(Document)

------------------------------------

# Baseball Density Estimates Using ggplot2

#### Bivariate Density Estimates

In baseball, we are interested in learning about pitch location and locations of balls put into play. Basic graphical methods like scatterplots don’t work very well due to the overplotting of the large number of data points. An attractive alternative method of plotting is to construct a bivariate density estimate of the location values and then display the density estimate as a contour graph. The `kde2d()` function is a good general purpose function for constructing a bivariate kernel density estimate that is incorporated by the `ggplot2` package in its `geom_density2d()` and `geom_density2d_filled()` geometric objects. Personally, I prefer the filled contour plots since it is easier to pick out regions of high probability density in these graphs.

#### Need Large Samples

I don’t use these graphical methods that much in my exploratory work since one needs a good amount of data to get smooth density estimates. But fortunately this is not a problem with Statcast data — for example, my dataset for the 2019 season illustrated here has over 732,000 pitches and over 125,000 balls put into play. The purpose of this post to illustrate the use of these density estimates for several interesting explorations of pitch location and BIP location data.

#### Locations of Pitches of Different Types

Pitchers use a variety of different pitch types and these pitch types tend to be thrown to different zone locations. (The relevant location variables in the Statcast dataset are `plate_x` and `plate_z`.) I illustrate this below by showing density estimates of the locations for nine different pitch types for right-arm pitchers. Fastballs tend to be thrown in the middle of the zone, while off-speed pitches (changeups, curveballs, sliders) tend to be thrown low in the zone. More specifically, sliders are thrown low to the right (from the catcher’s perspective), while changeups tend to be thrown low to the left.

The pitch location story for southpaws is a mirror image of the locations for right-handers.

#### Locations of Called Strikes

Next let’s consider the locations of called strikes. These locations depend on both the arm of the pitcher (Statcast variable `p_throws`) and the batter side (Statcast variable `stand`). When a pitcher throws a pitch to a batter of the same side (either R against R or L against L), the locations of the called strikes tend to be low and away. In contrast, when a pitcher is facing a batter of the opposite side (either R against L or L against R), then the called strike locations tend to be outside (both low and middle of the zone). If you look carefully, then there are some interesting patterns in the locations away from the most likely location and these subtle patterns are mirrored in the other same-side or opposite-side matchup.

------------------------------------

(Data segment)
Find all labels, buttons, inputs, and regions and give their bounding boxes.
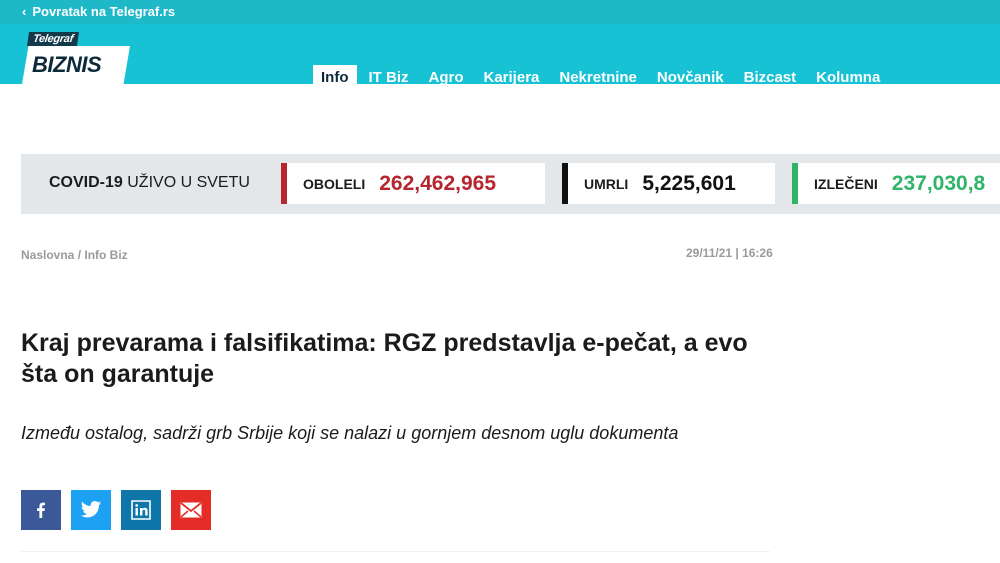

------------------------------------

(Tasks to complete)
a – Do these statements agree with the baseball density post? Answer yes or no for each and quote the deciding words from the post.
(i) The 2019 dataset contains more than 732,000 pitches.
(ii) The author prefers unfilled contour plots to filled ones.
(iii) Right-arm sliders are thrown low to the left, from the catcher's perspective.
b – Please repeat word for word the passage of the baseball density post starting with "#### Locations of Pitches" and going on through "locations for right-handers.".
c – According to the baseball density post, which Statcast variables record pitch location?

(Completed exercise)
a –
(i) Yes: "my dataset for the 2019 season illustrated here has over 732,000 pitches"
(ii) No: "Personally, I prefer the filled contour plots"
(iii) No: "sliders are thrown low to the right (from the catcher’s perspective)"

b –
#### Locations of Pitches of Different Types

Pitchers use a variety of different pitch types and these pitch types tend to be thrown to different zone locations. (The relevant location variables in the Statcast dataset are `plate_x` and `plate_z`.) I illustrate this below by showing density estimates of the locations for nine different pitch types for right-arm pitchers. Fastballs tend to be thrown in the middle of the zone, while off-speed pitches (changeups, curveballs, sliders) tend to be thrown low in the zone. More specifically, sliders are thrown low to the right (from the catcher’s perspective), while changeups tend to be thrown low to the left.

The pitch location story for southpaws is a mirror image of the locations for right-handers.

c – `plate_x` and `plate_z`